→ AIM OF THE TASK:
Reproduce only the lines from the one containing "Patent image size: (1007, 1039)." through the one containing "The aperture 64 is at (718, 69).", replacing "grille assembly" with "grille unit" and changing nothing else.

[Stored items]

## BEGIN

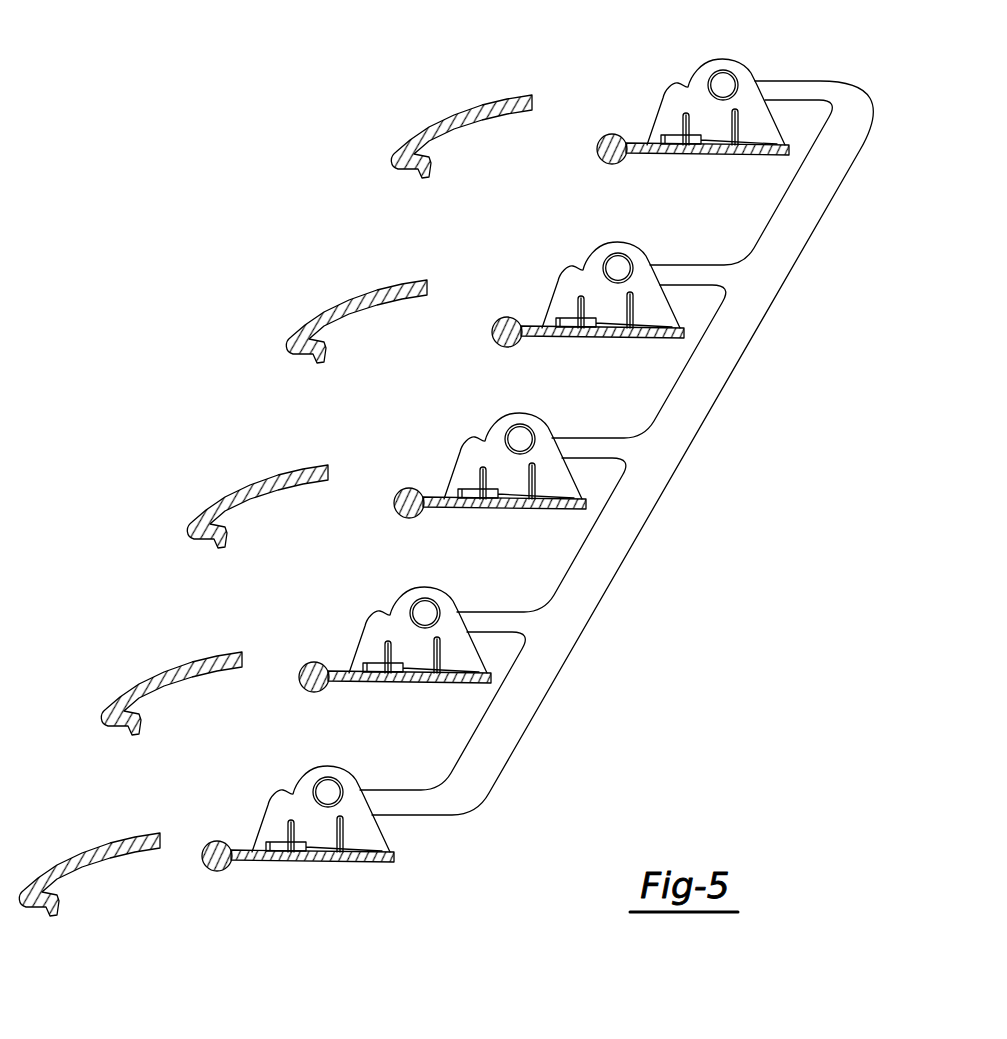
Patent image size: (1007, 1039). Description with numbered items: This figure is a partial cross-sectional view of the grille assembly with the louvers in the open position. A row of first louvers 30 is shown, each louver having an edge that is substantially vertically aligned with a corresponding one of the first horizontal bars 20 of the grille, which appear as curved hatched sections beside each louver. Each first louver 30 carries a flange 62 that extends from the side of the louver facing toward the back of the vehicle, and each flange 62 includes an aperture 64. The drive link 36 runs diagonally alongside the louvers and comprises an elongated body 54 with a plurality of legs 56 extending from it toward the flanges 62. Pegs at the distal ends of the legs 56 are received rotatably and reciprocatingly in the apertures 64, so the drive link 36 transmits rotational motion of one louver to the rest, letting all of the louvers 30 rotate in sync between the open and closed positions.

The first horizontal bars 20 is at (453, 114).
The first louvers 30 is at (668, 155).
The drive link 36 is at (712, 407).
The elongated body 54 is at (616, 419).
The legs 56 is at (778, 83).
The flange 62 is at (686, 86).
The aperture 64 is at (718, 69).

## END
## BEGIN

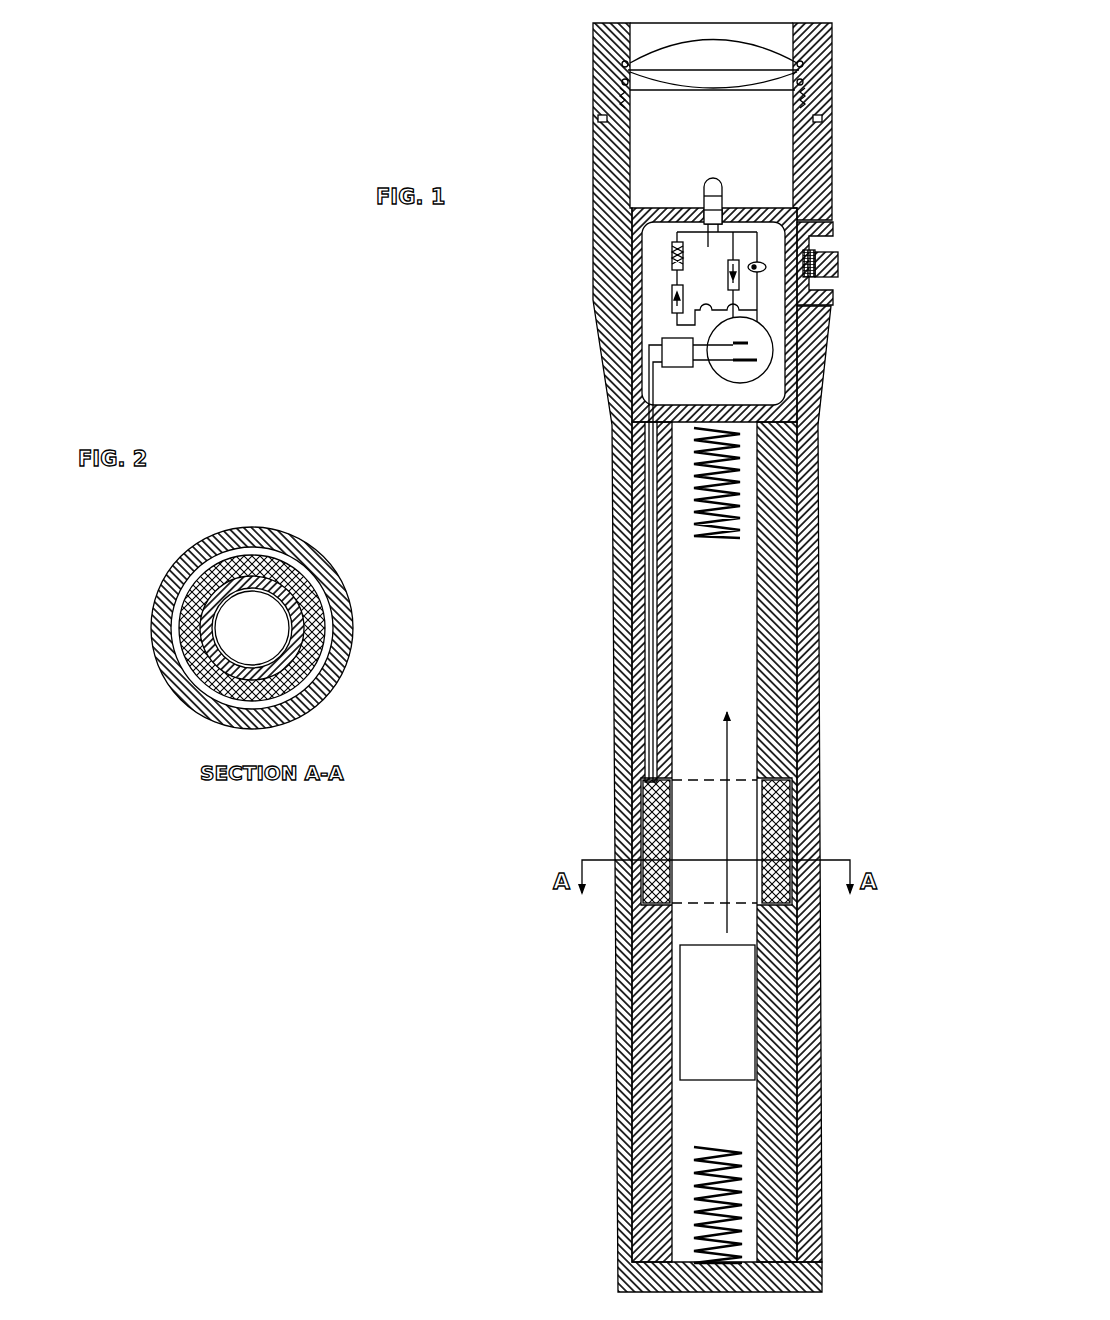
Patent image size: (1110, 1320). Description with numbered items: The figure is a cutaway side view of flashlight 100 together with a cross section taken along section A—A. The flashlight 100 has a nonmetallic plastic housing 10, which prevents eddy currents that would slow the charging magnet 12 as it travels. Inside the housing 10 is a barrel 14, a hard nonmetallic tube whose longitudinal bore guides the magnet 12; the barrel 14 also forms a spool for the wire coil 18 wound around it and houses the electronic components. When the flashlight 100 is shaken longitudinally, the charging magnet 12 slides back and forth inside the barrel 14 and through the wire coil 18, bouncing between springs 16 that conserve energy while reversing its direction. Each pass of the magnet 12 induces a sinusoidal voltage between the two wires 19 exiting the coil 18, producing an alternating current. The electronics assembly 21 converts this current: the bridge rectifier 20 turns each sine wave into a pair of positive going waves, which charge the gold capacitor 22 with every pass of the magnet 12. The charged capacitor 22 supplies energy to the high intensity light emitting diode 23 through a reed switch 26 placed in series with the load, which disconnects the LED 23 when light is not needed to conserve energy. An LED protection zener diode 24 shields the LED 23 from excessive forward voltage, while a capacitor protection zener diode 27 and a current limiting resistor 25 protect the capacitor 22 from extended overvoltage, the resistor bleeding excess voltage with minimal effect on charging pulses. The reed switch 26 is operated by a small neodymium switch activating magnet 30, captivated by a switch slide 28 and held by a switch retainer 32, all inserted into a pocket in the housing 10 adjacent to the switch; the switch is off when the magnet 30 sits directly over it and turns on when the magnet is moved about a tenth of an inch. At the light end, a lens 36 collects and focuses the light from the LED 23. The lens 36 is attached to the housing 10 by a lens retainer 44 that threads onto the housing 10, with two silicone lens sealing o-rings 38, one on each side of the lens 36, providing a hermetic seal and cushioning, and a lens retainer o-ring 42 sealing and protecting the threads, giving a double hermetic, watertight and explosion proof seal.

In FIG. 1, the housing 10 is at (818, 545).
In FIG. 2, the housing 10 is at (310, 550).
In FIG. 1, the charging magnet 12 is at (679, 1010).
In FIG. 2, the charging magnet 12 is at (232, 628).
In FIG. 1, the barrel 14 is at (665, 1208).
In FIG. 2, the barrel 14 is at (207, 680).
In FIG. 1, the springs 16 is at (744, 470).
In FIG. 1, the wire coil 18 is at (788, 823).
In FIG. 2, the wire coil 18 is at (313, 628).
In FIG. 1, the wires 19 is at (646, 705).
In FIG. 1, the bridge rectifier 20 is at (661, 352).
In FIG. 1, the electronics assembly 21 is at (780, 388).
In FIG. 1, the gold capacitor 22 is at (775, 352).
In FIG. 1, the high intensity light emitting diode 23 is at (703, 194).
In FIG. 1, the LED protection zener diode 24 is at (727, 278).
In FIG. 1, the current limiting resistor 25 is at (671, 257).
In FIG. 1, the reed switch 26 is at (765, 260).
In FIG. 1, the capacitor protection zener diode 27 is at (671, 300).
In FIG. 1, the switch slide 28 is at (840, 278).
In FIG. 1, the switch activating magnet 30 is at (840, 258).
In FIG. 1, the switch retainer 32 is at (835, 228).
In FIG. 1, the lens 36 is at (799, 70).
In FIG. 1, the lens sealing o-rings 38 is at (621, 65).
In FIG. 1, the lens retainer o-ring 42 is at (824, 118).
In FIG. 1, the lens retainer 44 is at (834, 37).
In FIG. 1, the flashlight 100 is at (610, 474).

## END

→ PROBLEM SOLUTION:
Patent image size: (1007, 1039). Description with numbered items: This figure is a partial cross-sectional view of the grille unit with the louvers in the open position. A row of first louvers 30 is shown, each louver having an edge that is substantially vertically aligned with a corresponding one of the first horizontal bars 20 of the grille, which appear as curved hatched sections beside each louver. Each first louver 30 carries a flange 62 that extends from the side of the louver facing toward the back of the vehicle, and each flange 62 includes an aperture 64. The drive link 36 runs diagonally alongside the louvers and comprises an elongated body 54 with a plurality of legs 56 extending from it toward the flanges 62. Pegs at the distal ends of the legs 56 are received rotatably and reciprocatingly in the apertures 64, so the drive link 36 transmits rotational motion of one louver to the rest, letting all of the louvers 30 rotate in sync between the open and closed positions.

The first horizontal bars 20 is at (453, 114).
The first louvers 30 is at (668, 155).
The drive link 36 is at (712, 407).
The elongated body 54 is at (616, 419).
The legs 56 is at (778, 83).
The flange 62 is at (686, 86).
The aperture 64 is at (718, 69).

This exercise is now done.